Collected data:
--- --- ---

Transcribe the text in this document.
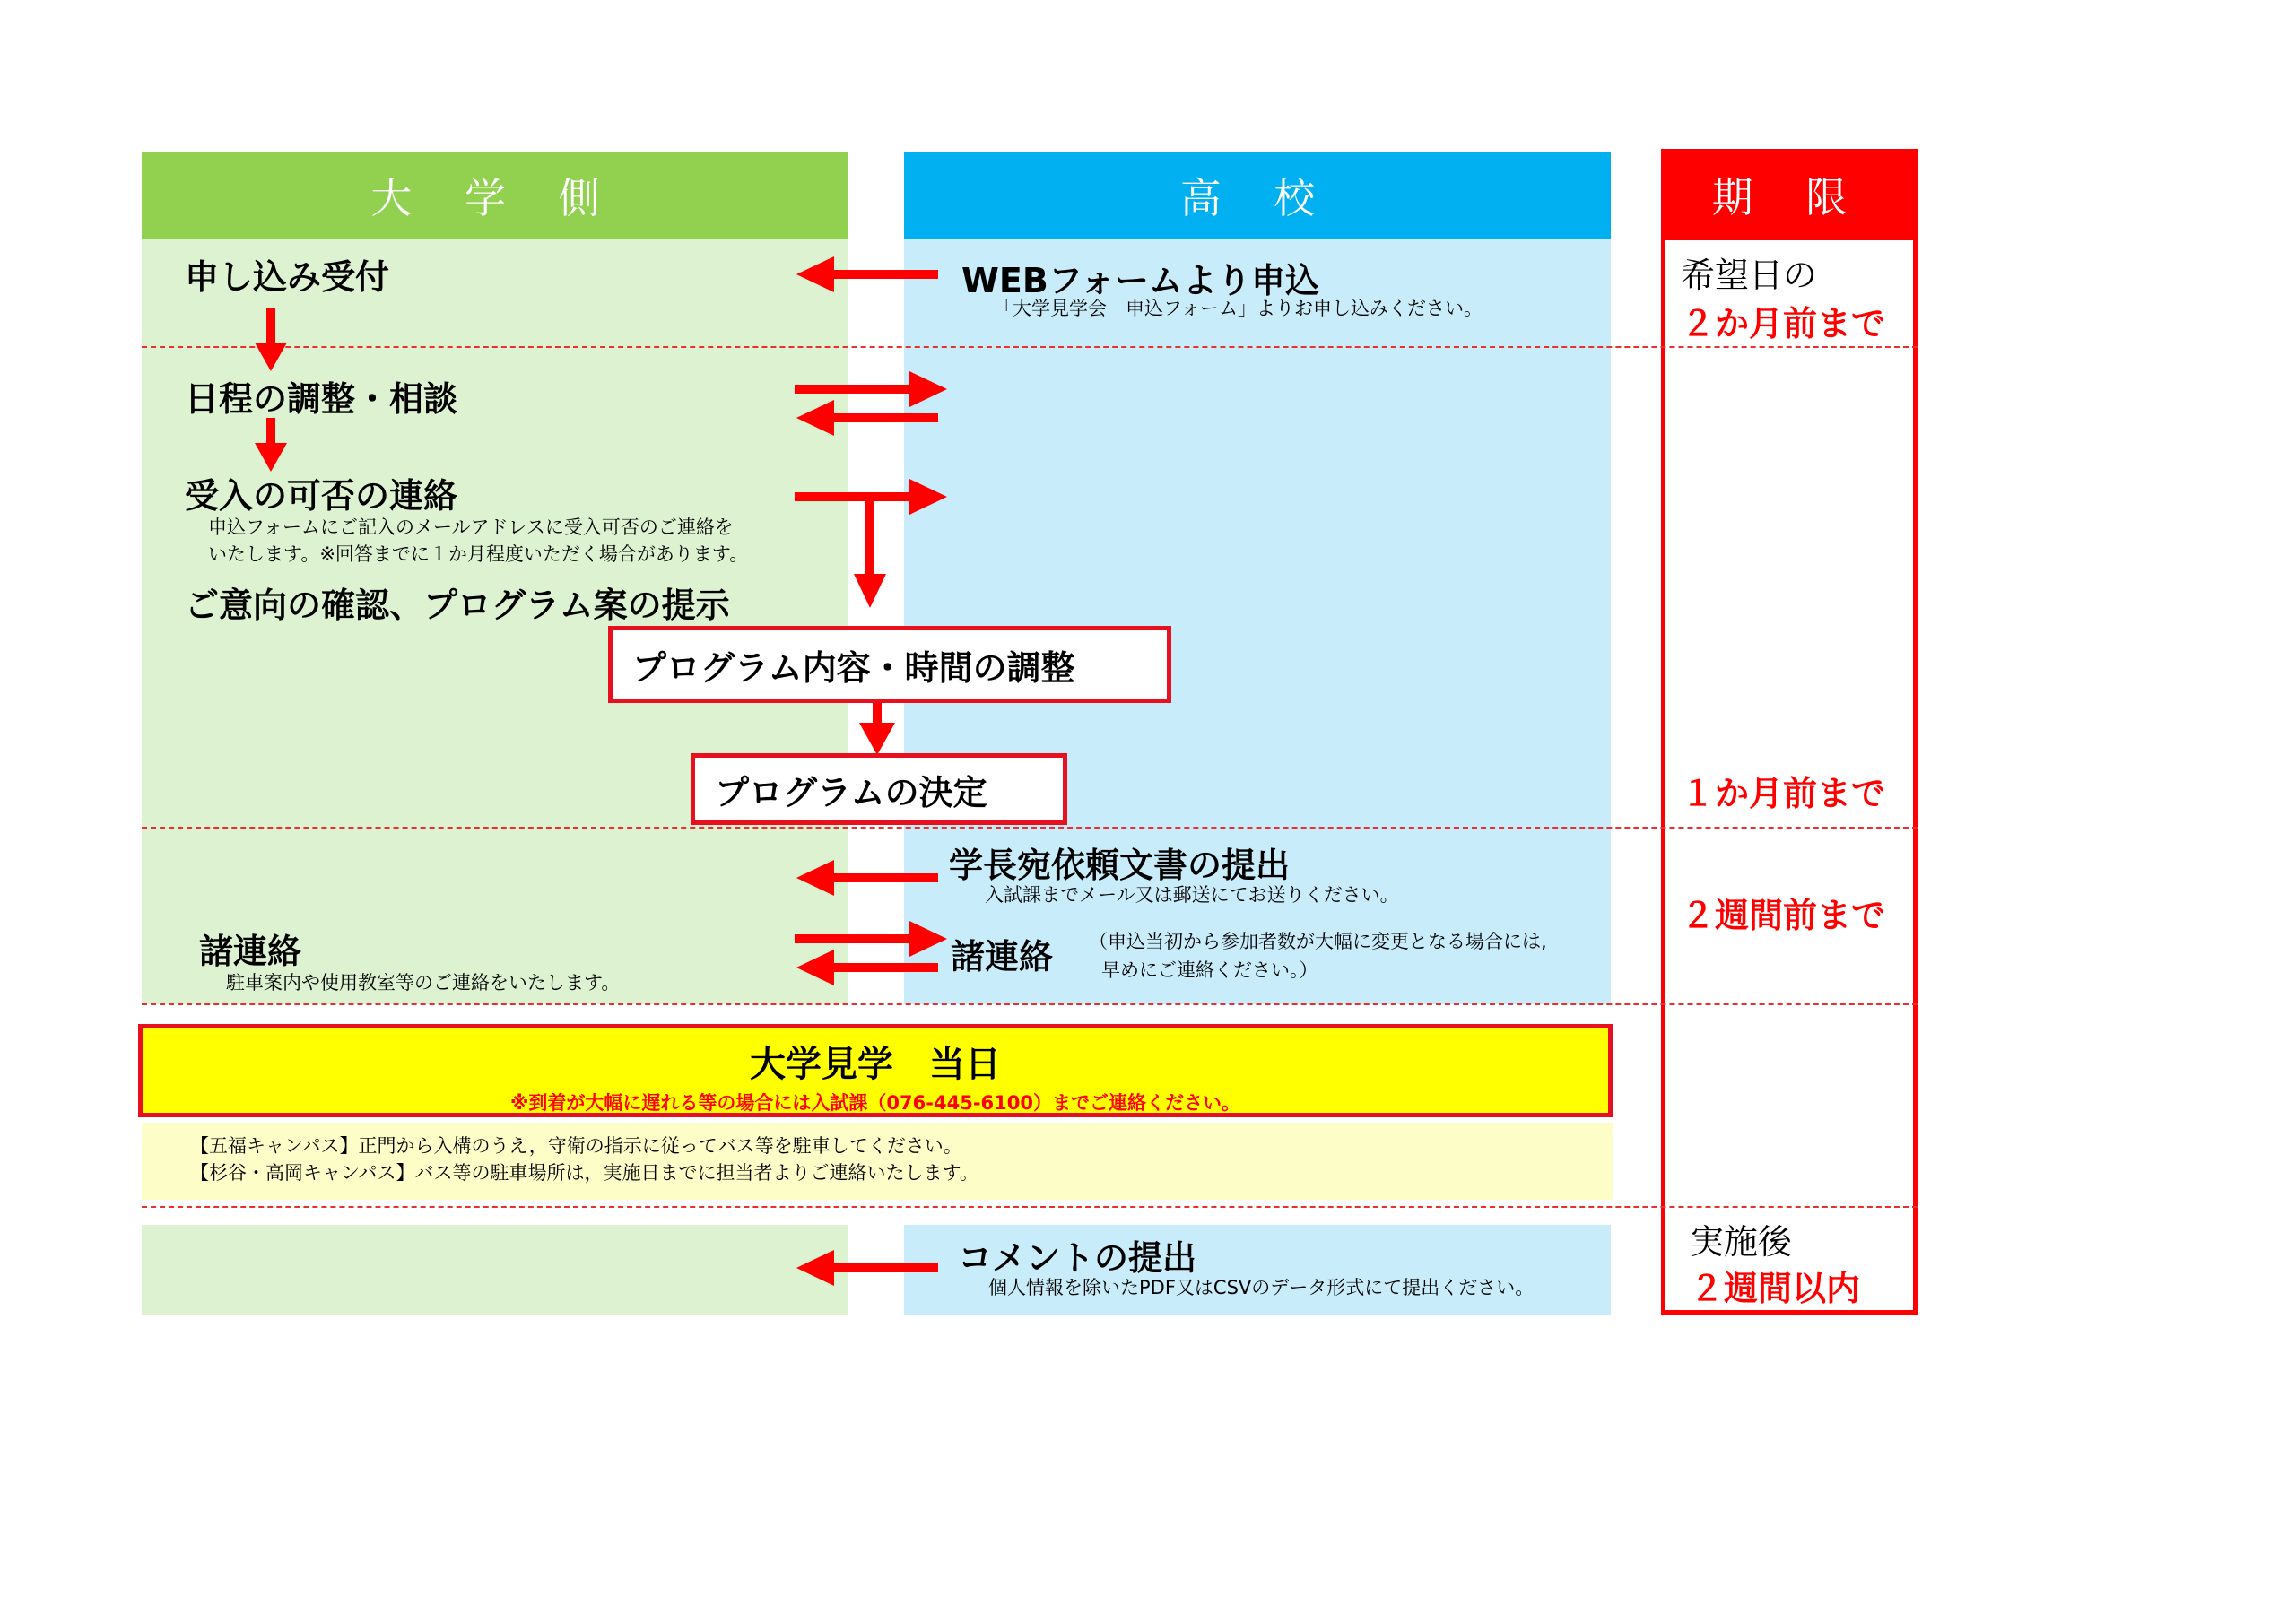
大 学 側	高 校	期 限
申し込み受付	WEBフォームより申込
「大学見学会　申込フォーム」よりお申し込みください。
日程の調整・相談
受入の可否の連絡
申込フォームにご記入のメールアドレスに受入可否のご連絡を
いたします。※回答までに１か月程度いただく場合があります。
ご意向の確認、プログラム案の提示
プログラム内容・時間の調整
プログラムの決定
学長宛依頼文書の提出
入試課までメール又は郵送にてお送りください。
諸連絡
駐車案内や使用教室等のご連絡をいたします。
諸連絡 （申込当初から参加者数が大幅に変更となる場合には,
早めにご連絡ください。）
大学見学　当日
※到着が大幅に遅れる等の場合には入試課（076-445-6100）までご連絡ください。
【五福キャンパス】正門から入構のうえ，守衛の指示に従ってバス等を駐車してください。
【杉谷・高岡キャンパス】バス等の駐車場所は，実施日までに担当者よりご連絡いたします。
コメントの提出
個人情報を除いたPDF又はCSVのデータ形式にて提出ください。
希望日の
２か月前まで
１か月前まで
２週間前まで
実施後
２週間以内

--- --- ---

■ Written request
Omit each picture, then return all of the listing exactly as it stands.

■ Exercise solution
Transcribe the text in this document.
大 学 側	高 校	期 限
申し込み受付	WEBフォームより申込
「大学見学会　申込フォーム」よりお申し込みください。
日程の調整・相談
受入の可否の連絡
申込フォームにご記入のメールアドレスに受入可否のご連絡を
いたします。※回答までに１か月程度いただく場合があります。
ご意向の確認、プログラム案の提示
プログラム内容・時間の調整
プログラムの決定
学長宛依頼文書の提出
入試課までメール又は郵送にてお送りください。
諸連絡
駐車案内や使用教室等のご連絡をいたします。
諸連絡 （申込当初から参加者数が大幅に変更となる場合には,
早めにご連絡ください。）
大学見学　当日
※到着が大幅に遅れる等の場合には入試課（076-445-6100）までご連絡ください。
【五福キャンパス】正門から入構のうえ，守衛の指示に従ってバス等を駐車してください。
【杉谷・高岡キャンパス】バス等の駐車場所は，実施日までに担当者よりご連絡いたします。
コメントの提出
個人情報を除いたPDF又はCSVのデータ形式にて提出ください。
希望日の
２か月前まで
１か月前まで
２週間前まで
実施後
２週間以内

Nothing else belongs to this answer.